* Instructions to follow
All entries are to be given again verbatim.

------------------------------

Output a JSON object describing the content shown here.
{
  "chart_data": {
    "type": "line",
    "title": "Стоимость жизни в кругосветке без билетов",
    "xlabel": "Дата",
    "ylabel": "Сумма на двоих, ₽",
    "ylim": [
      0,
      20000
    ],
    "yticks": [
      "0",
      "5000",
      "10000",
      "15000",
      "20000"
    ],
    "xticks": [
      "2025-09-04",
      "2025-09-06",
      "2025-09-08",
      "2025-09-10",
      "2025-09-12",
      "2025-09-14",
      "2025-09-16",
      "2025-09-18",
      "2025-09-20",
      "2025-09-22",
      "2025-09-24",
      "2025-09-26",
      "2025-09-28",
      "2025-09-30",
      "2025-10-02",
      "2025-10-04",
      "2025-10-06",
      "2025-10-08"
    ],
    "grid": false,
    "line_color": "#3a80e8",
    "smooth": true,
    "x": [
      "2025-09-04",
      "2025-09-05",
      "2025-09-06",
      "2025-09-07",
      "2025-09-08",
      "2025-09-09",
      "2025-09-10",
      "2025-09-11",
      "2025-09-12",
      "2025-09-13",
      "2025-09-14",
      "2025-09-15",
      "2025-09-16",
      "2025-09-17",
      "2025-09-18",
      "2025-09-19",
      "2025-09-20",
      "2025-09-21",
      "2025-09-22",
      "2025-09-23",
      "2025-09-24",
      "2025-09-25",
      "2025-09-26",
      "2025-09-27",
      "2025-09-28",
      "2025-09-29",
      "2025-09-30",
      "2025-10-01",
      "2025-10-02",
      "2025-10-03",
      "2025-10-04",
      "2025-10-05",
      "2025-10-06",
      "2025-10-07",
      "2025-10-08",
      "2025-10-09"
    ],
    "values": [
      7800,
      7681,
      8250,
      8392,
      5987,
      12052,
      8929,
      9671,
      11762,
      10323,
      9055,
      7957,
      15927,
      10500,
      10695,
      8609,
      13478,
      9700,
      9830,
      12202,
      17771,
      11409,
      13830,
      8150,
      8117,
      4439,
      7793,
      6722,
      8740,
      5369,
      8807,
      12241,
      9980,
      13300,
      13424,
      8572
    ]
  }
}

------------------------------

* Problem solution
Output a JSON object describing the content shown here.
{
  "chart_data": {
    "type": "line",
    "title": "Стоимость жизни в кругосветке без билетов",
    "xlabel": "Дата",
    "ylabel": "Сумма на двоих, ₽",
    "ylim": [
      0,
      20000
    ],
    "yticks": [
      "0",
      "5000",
      "10000",
      "15000",
      "20000"
    ],
    "xticks": [
      "2025-09-04",
      "2025-09-06",
      "2025-09-08",
      "2025-09-10",
      "2025-09-12",
      "2025-09-14",
      "2025-09-16",
      "2025-09-18",
      "2025-09-20",
      "2025-09-22",
      "2025-09-24",
      "2025-09-26",
      "2025-09-28",
      "2025-09-30",
      "2025-10-02",
      "2025-10-04",
      "2025-10-06",
      "2025-10-08"
    ],
    "grid": false,
    "line_color": "#3a80e8",
    "smooth": true,
    "x": [
      "2025-09-04",
      "2025-09-05",
      "2025-09-06",
      "2025-09-07",
      "2025-09-08",
      "2025-09-09",
      "2025-09-10",
      "2025-09-11",
      "2025-09-12",
      "2025-09-13",
      "2025-09-14",
      "2025-09-15",
      "2025-09-16",
      "2025-09-17",
      "2025-09-18",
      "2025-09-19",
      "2025-09-20",
      "2025-09-21",
      "2025-09-22",
      "2025-09-23",
      "2025-09-24",
      "2025-09-25",
      "2025-09-26",
      "2025-09-27",
      "2025-09-28",
      "2025-09-29",
      "2025-09-30",
      "2025-10-01",
      "2025-10-02",
      "2025-10-03",
      "2025-10-04",
      "2025-10-05",
      "2025-10-06",
      "2025-10-07",
      "2025-10-08",
      "2025-10-09"
    ],
    "values": [
      7800,
      7681,
      8250,
      8392,
      5987,
      12052,
      8929,
      9671,
      11762,
      10323,
      9055,
      7957,
      15927,
      10500,
      10695,
      8609,
      13478,
      9700,
      9830,
      12202,
      17771,
      11409,
      13830,
      8150,
      8117,
      4439,
      7793,
      6722,
      8740,
      5369,
      8807,
      12241,
      9980,
      13300,
      13424,
      8572
    ]
  }
}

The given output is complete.